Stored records
— begin —

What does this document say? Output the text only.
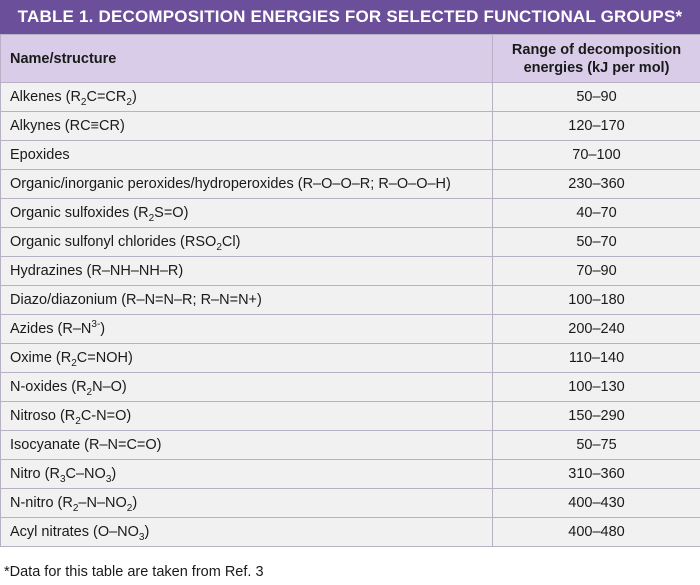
TABLE 1. DECOMPOSITION ENERGIES FOR SELECTED FUNCTIONAL GROUPS*
Name/structure	Range of decomposition
energies (kJ per mol)

Alkenes $(R_2C=CR_2)$	50–90
Alkynes (RC≡CR)	120–170
Epoxides	70–100
Organic/inorganic peroxides/hydroperoxides (R–O–O–R; R–O–O–H)	230–360
Organic sulfoxides $(R_2S=O)$	40–70
Organic sulfonyl chlorides $(RSO_2Cl)$	50–70
Hydrazines (R–NH–NH–R)	70–90
Diazo/diazonium (R–N=N–R; R–N=N+)	100–180
Azides $(R-N^{3-})$	200–240
Oxime $(R_2C=NOH)$	110–140
N-oxides $(R_2N-O)$	100–130
Nitroso $(R_2C-N=O)$	150–290
Isocyanate (R–N=C=O)	50–75
Nitro $(R_3C-NO_3)$	310–360
N-nitro $(R_2-N-NO_2)$	400–430
Acyl nitrates $(O-NO_3)$	400–480
*Data for this table are taken from Ref. 3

— end —

=== WHAT IS EXPECTED ===
All of the lines above should be printed exactly, minus the pictures.

=== SOLUTION TO THIS EXERCISE ===
What does this document say? Output the text only.
TABLE 1. DECOMPOSITION ENERGIES FOR SELECTED FUNCTIONAL GROUPS*
Name/structure	Range of decomposition
energies (kJ per mol)

Alkenes $(R_2C=CR_2)$	50–90
Alkynes (RC≡CR)	120–170
Epoxides	70–100
Organic/inorganic peroxides/hydroperoxides (R–O–O–R; R–O–O–H)	230–360
Organic sulfoxides $(R_2S=O)$	40–70
Organic sulfonyl chlorides $(RSO_2Cl)$	50–70
Hydrazines (R–NH–NH–R)	70–90
Diazo/diazonium (R–N=N–R; R–N=N+)	100–180
Azides $(R-N^{3-})$	200–240
Oxime $(R_2C=NOH)$	110–140
N-oxides $(R_2N-O)$	100–130
Nitroso $(R_2C-N=O)$	150–290
Isocyanate (R–N=C=O)	50–75
Nitro $(R_3C-NO_3)$	310–360
N-nitro $(R_2-N-NO_2)$	400–430
Acyl nitrates $(O-NO_3)$	400–480
*Data for this table are taken from Ref. 3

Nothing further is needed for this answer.